__Written problem__
Copy the data below word for word, leaving out the pictures.

__Records supplied__
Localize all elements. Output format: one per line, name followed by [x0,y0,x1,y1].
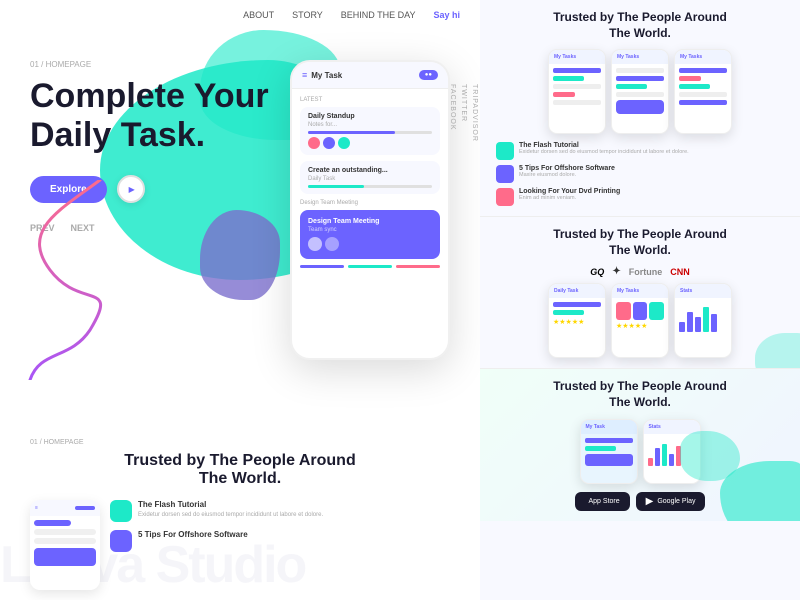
cards-row: ≡ The Flash Tutorial Exidetur dorsen sed… [30,500,450,590]
right-title-1: Trusted by The People AroundThe World. [496,10,784,41]
right-section-2: Trusted by The People AroundThe World. G… [480,217,800,369]
r-article-2: 5 Tips For Offshore Software Maxire eius… [496,165,784,183]
right-section-3: Trusted by The People AroundThe World. M… [480,369,800,520]
brand-logos: GQ ✦ Fortune CNN [496,266,784,277]
r-article-icon-1 [496,142,514,160]
social-tripadvisor: TRIPADVISOR [469,80,480,146]
wavy-line [20,180,180,380]
article-body-1: Exidetur dorsen sed do eiusmod tempor in… [138,511,323,519]
rp-phone-6: Stats [674,283,732,358]
rp-phone-4: Daily Task ★★★★★ [548,283,606,358]
navigation: ABOUT STORY BEHIND THE DAY Say hi [243,10,460,20]
r-article-body-1: Exidetur dorsen sed do eiusmod tempor in… [519,149,689,157]
stars-2: ★★★★★ [616,322,647,330]
right-articles-1: The Flash Tutorial Exidetur dorsen sed d… [496,142,784,206]
r-article-icon-2 [496,165,514,183]
r-article-title-1: The Flash Tutorial [519,142,689,149]
right-title-2: Trusted by The People AroundThe World. [496,227,784,258]
phone-body: LATEST Daily Standup Notes for... Create… [292,89,448,276]
phone-card-blue: Design Team Meeting Team sync [300,210,440,259]
rp-phone-7: My Task [580,419,638,484]
appstore-label: App Store [589,498,620,505]
article-title-2: 5 Tips For Offshore Software [138,530,248,539]
googleplay-label: Google Play [657,498,695,505]
breadcrumb: 01 / HOMEPAGE [30,60,269,69]
task-item-2: Create an outstanding... Daily Task [300,161,440,194]
mini-phone-left: ≡ [30,500,100,590]
r-article-title-2: 5 Tips For Offshore Software [519,165,615,172]
nav-about[interactable]: ABOUT [243,10,274,20]
article-title-1: The Flash Tutorial [138,500,323,509]
phone-mockup: ≡ My Task ●● LATEST Daily Standup Notes … [290,60,450,360]
r-article-body-2: Maxire eiusmod dolore. [519,172,615,180]
stars-1: ★★★★★ [553,318,584,326]
rp-phone-1: My Tasks [548,49,606,134]
google-icon: ▶ [646,496,654,507]
brand-fortune: Fortune [629,267,663,277]
social-twitter: TWITTER [458,80,469,146]
nav-story[interactable]: STORY [292,10,323,20]
r-article-1: The Flash Tutorial Exidetur dorsen sed d… [496,142,784,160]
nav-sayhi[interactable]: Say hi [433,10,460,20]
r-article-title-3: Looking For Your Dvd Printing [519,188,620,195]
rp-phone-2: My Tasks [611,49,669,134]
googleplay-button[interactable]: ▶ Google Play [636,492,706,511]
brand-gq: GQ [590,267,604,277]
appstore-button[interactable]: App Store [575,492,630,511]
article-icon-2 [110,530,132,552]
rp-phone-3: My Tasks [674,49,732,134]
article-icon-1 [110,500,132,522]
section-title: Trusted by The People AroundThe World. [30,452,450,488]
section-label: 01 / HOMEPAGE [30,439,450,446]
rp-phones: My Tasks My Tasks [496,49,784,134]
article-item-2: 5 Tips For Offshore Software [110,530,450,552]
right-section-1: Trusted by The People AroundThe World. M… [480,0,800,217]
nav-behind[interactable]: BEHIND THE DAY [341,10,416,20]
phone-header: ≡ My Task ●● [292,62,448,89]
right-panel: Trusted by The People AroundThe World. M… [480,0,800,600]
r-article-3: Looking For Your Dvd Printing Enim ad mi… [496,188,784,206]
section-below: 01 / HOMEPAGE Trusted by The People Arou… [0,419,480,600]
phone-title: My Task [311,71,342,80]
right-title-3: Trusted by The People AroundThe World. [496,379,784,410]
r-article-body-3: Enim ad minim veniam. [519,195,620,203]
brand-cnn: CNN [670,267,690,277]
social-sidebar: TRIPADVISOR TWITTER FACEBOOK [447,80,480,146]
left-panel: ABOUT STORY BEHIND THE DAY Say hi TRIPAD… [0,0,480,600]
rp-phone-5: My Tasks ★★★★★ [611,283,669,358]
r-article-icon-3 [496,188,514,206]
article-list: The Flash Tutorial Exidetur dorsen sed d… [110,500,450,590]
article-item-1: The Flash Tutorial Exidetur dorsen sed d… [110,500,450,522]
hero-title: Complete Your Daily Task. [30,77,269,155]
social-facebook: FACEBOOK [447,80,458,146]
brand-star: ✦ [612,266,620,277]
phone-badge: ●● [419,70,438,80]
rp-phones-2: Daily Task ★★★★★ My Tasks [496,283,784,358]
task-item-1: Daily Standup Notes for... [300,107,440,155]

__Result for this exercise__
Localize all elements. Output format: one per line, name followed by [x0,y0,x1,y1].
cards-row: ≡ The Flash Tutorial Exidetur dorsen sed… [30,500,450,590]
right-title-1: Trusted by The People AroundThe World. [496,10,784,41]
right-section-2: Trusted by The People AroundThe World. G… [480,217,800,369]
r-article-2: 5 Tips For Offshore Software Maxire eius… [496,165,784,183]
right-section-3: Trusted by The People AroundThe World. M… [480,369,800,520]
brand-logos: GQ ✦ Fortune CNN [496,266,784,277]
r-article-icon-1 [496,142,514,160]
social-tripadvisor: TRIPADVISOR [469,80,480,146]
wavy-line [20,180,180,380]
article-body-1: Exidetur dorsen sed do eiusmod tempor in… [138,511,323,519]
rp-phone-6: Stats [674,283,732,358]
rp-phone-4: Daily Task ★★★★★ [548,283,606,358]
navigation: ABOUT STORY BEHIND THE DAY Say hi [243,10,460,20]
r-article-body-1: Exidetur dorsen sed do eiusmod tempor in… [519,149,689,157]
stars-2: ★★★★★ [616,322,647,330]
right-articles-1: The Flash Tutorial Exidetur dorsen sed d… [496,142,784,206]
r-article-icon-2 [496,165,514,183]
r-article-title-1: The Flash Tutorial [519,142,689,149]
right-title-2: Trusted by The People AroundThe World. [496,227,784,258]
phone-body: LATEST Daily Standup Notes for... Create… [292,89,448,276]
phone-card-blue: Design Team Meeting Team sync [300,210,440,259]
rp-phone-7: My Task [580,419,638,484]
appstore-label: App Store [589,498,620,505]
article-title-2: 5 Tips For Offshore Software [138,530,248,539]
googleplay-label: Google Play [657,498,695,505]
breadcrumb: 01 / HOMEPAGE [30,60,269,69]
task-item-2: Create an outstanding... Daily Task [300,161,440,194]
mini-phone-left: ≡ [30,500,100,590]
r-article-title-2: 5 Tips For Offshore Software [519,165,615,172]
nav-about[interactable]: ABOUT [243,10,274,20]
article-title-1: The Flash Tutorial [138,500,323,509]
phone-mockup: ≡ My Task ●● LATEST Daily Standup Notes … [290,60,450,360]
r-article-body-2: Maxire eiusmod dolore. [519,172,615,180]
stars-1: ★★★★★ [553,318,584,326]
rp-phone-1: My Tasks [548,49,606,134]
google-icon: ▶ [646,496,654,507]
brand-fortune: Fortune [629,267,663,277]
social-twitter: TWITTER [458,80,469,146]
nav-story[interactable]: STORY [292,10,323,20]
r-article-1: The Flash Tutorial Exidetur dorsen sed d… [496,142,784,160]
nav-sayhi[interactable]: Say hi [433,10,460,20]
r-article-title-3: Looking For Your Dvd Printing [519,188,620,195]
rp-phone-2: My Tasks [611,49,669,134]
googleplay-button[interactable]: ▶ Google Play [636,492,706,511]
brand-gq: GQ [590,267,604,277]
appstore-button[interactable]: App Store [575,492,630,511]
article-icon-2 [110,530,132,552]
rp-phone-3: My Tasks [674,49,732,134]
article-icon-1 [110,500,132,522]
section-title: Trusted by The People AroundThe World. [30,452,450,488]
section-label: 01 / HOMEPAGE [30,439,450,446]
rp-phones: My Tasks My Tasks [496,49,784,134]
article-item-2: 5 Tips For Offshore Software [110,530,450,552]
right-section-1: Trusted by The People AroundThe World. M… [480,0,800,217]
nav-behind[interactable]: BEHIND THE DAY [341,10,416,20]
phone-header: ≡ My Task ●● [292,62,448,89]
right-panel: Trusted by The People AroundThe World. M… [480,0,800,600]
r-article-3: Looking For Your Dvd Printing Enim ad mi… [496,188,784,206]
section-below: 01 / HOMEPAGE Trusted by The People Arou… [0,419,480,600]
phone-title: My Task [311,71,342,80]
right-title-3: Trusted by The People AroundThe World. [496,379,784,410]
r-article-body-3: Enim ad minim veniam. [519,195,620,203]
brand-cnn: CNN [670,267,690,277]
social-sidebar: TRIPADVISOR TWITTER FACEBOOK [447,80,480,146]
left-panel: ABOUT STORY BEHIND THE DAY Say hi TRIPAD… [0,0,480,600]
rp-phone-5: My Tasks ★★★★★ [611,283,669,358]
r-article-icon-3 [496,188,514,206]
article-list: The Flash Tutorial Exidetur dorsen sed d… [110,500,450,590]
article-item-1: The Flash Tutorial Exidetur dorsen sed d… [110,500,450,522]
hero-title: Complete Your Daily Task. [30,77,269,155]
social-facebook: FACEBOOK [447,80,458,146]
brand-star: ✦ [612,266,620,277]
phone-badge: ●● [419,70,438,80]
rp-phones-2: Daily Task ★★★★★ My Tasks [496,283,784,358]
task-item-1: Daily Standup Notes for... [300,107,440,155]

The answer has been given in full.